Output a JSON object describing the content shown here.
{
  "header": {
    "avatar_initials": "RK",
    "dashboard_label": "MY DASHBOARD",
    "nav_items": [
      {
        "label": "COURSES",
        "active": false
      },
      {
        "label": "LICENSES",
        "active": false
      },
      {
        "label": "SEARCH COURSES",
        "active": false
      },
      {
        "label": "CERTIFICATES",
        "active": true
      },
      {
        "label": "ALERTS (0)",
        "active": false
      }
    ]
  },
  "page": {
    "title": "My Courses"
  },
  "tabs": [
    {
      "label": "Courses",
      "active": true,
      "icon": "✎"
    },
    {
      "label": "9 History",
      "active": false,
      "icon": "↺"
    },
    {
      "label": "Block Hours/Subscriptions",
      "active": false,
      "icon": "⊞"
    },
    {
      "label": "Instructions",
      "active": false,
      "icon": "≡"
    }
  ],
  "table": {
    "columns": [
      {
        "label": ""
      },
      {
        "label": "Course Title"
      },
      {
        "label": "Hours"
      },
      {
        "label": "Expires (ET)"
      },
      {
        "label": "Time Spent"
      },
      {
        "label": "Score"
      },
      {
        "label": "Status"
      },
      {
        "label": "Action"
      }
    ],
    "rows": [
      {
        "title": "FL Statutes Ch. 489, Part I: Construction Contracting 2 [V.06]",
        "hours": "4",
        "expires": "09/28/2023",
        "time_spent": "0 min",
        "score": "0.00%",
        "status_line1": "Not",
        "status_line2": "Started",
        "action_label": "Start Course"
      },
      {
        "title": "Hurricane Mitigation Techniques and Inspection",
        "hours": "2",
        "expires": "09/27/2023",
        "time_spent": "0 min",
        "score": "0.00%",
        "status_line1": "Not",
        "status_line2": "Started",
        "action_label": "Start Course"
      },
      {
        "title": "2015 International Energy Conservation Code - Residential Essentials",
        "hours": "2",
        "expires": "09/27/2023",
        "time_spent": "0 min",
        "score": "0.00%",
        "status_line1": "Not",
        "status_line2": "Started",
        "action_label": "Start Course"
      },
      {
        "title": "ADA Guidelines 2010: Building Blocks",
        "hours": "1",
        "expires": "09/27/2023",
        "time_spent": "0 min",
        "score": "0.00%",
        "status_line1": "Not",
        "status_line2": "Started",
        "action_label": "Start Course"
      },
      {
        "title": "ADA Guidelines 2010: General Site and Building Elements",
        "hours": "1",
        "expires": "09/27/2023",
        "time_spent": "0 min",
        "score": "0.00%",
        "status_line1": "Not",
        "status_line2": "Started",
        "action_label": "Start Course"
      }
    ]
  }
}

+++

Copy out the whole listing exactly; please set it all down.

Output a JSON object describing the content shown here.
{
  "header": {
    "avatar_initials": "RK",
    "dashboard_label": "MY DASHBOARD",
    "nav_items": [
      {
        "label": "COURSES",
        "active": false
      },
      {
        "label": "LICENSES",
        "active": false
      },
      {
        "label": "SEARCH COURSES",
        "active": false
      },
      {
        "label": "CERTIFICATES",
        "active": true
      },
      {
        "label": "ALERTS (0)",
        "active": false
      }
    ]
  },
  "page": {
    "title": "My Courses"
  },
  "tabs": [
    {
      "label": "Courses",
      "active": true,
      "icon": "✎"
    },
    {
      "label": "9 History",
      "active": false,
      "icon": "↺"
    },
    {
      "label": "Block Hours/Subscriptions",
      "active": false,
      "icon": "⊞"
    },
    {
      "label": "Instructions",
      "active": false,
      "icon": "≡"
    }
  ],
  "table": {
    "columns": [
      {
        "label": ""
      },
      {
        "label": "Course Title"
      },
      {
        "label": "Hours"
      },
      {
        "label": "Expires (ET)"
      },
      {
        "label": "Time Spent"
      },
      {
        "label": "Score"
      },
      {
        "label": "Status"
      },
      {
        "label": "Action"
      }
    ],
    "rows": [
      {
        "title": "FL Statutes Ch. 489, Part I: Construction Contracting 2 [V.06]",
        "hours": "4",
        "expires": "09/28/2023",
        "time_spent": "0 min",
        "score": "0.00%",
        "status_line1": "Not",
        "status_line2": "Started",
        "action_label": "Start Course"
      },
      {
        "title": "Hurricane Mitigation Techniques and Inspection",
        "hours": "2",
        "expires": "09/27/2023",
        "time_spent": "0 min",
        "score": "0.00%",
        "status_line1": "Not",
        "status_line2": "Started",
        "action_label": "Start Course"
      },
      {
        "title": "2015 International Energy Conservation Code - Residential Essentials",
        "hours": "2",
        "expires": "09/27/2023",
        "time_spent": "0 min",
        "score": "0.00%",
        "status_line1": "Not",
        "status_line2": "Started",
        "action_label": "Start Course"
      },
      {
        "title": "ADA Guidelines 2010: Building Blocks",
        "hours": "1",
        "expires": "09/27/2023",
        "time_spent": "0 min",
        "score": "0.00%",
        "status_line1": "Not",
        "status_line2": "Started",
        "action_label": "Start Course"
      },
      {
        "title": "ADA Guidelines 2010: General Site and Building Elements",
        "hours": "1",
        "expires": "09/27/2023",
        "time_spent": "0 min",
        "score": "0.00%",
        "status_line1": "Not",
        "status_line2": "Started",
        "action_label": "Start Course"
      }
    ]
  }
}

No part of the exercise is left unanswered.